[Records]
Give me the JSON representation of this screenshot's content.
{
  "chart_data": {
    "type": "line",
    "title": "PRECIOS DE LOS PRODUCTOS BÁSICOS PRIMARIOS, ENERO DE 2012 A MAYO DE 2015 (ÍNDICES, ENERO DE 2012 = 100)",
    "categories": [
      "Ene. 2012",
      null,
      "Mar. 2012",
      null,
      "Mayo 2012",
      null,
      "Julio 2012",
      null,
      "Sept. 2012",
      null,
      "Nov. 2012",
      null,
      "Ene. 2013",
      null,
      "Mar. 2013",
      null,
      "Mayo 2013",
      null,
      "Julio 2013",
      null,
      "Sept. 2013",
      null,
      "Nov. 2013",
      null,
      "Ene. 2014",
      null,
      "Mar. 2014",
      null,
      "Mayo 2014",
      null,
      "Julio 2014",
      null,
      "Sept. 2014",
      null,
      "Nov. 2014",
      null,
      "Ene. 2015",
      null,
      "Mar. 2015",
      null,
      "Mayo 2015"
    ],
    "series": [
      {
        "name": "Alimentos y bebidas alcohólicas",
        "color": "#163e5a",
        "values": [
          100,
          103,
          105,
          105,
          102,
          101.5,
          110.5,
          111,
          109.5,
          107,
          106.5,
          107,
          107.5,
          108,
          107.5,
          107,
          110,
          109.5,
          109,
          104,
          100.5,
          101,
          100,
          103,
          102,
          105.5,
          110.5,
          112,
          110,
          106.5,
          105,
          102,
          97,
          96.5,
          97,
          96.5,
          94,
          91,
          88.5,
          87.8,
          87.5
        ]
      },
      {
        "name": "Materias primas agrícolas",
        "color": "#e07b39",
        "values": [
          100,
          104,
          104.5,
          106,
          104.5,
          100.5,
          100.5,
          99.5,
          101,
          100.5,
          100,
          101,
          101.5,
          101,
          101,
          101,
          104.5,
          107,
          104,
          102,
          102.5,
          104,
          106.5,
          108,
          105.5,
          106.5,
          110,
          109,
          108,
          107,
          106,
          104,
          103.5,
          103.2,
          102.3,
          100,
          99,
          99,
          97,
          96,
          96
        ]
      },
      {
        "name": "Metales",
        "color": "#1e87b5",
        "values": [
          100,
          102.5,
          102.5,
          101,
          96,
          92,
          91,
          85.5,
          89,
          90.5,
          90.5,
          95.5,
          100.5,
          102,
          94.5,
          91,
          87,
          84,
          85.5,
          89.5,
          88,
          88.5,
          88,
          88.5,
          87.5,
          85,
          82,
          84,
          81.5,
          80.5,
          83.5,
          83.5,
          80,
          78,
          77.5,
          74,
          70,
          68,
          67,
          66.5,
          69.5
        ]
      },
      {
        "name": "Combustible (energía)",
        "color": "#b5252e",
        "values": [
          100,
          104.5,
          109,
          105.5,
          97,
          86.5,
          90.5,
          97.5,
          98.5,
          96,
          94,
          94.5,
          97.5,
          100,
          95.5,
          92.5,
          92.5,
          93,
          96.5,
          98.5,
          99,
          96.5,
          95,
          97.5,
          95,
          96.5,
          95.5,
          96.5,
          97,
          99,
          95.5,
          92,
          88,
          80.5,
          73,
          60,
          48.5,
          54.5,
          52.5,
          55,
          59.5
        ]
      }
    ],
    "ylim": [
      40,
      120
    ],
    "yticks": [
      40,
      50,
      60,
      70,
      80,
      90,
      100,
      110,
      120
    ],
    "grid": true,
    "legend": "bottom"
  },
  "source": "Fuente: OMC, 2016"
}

■ **INSTRUCTIONS TO FOLLOW**: Show every line in the records above that contains the word "name".

■ **RESPONSE**:
        "name": "Alimentos y bebidas alcohólicas",
        "name": "Materias primas agrícolas",
        "name": "Metales",
        "name": "Combustible (energía)",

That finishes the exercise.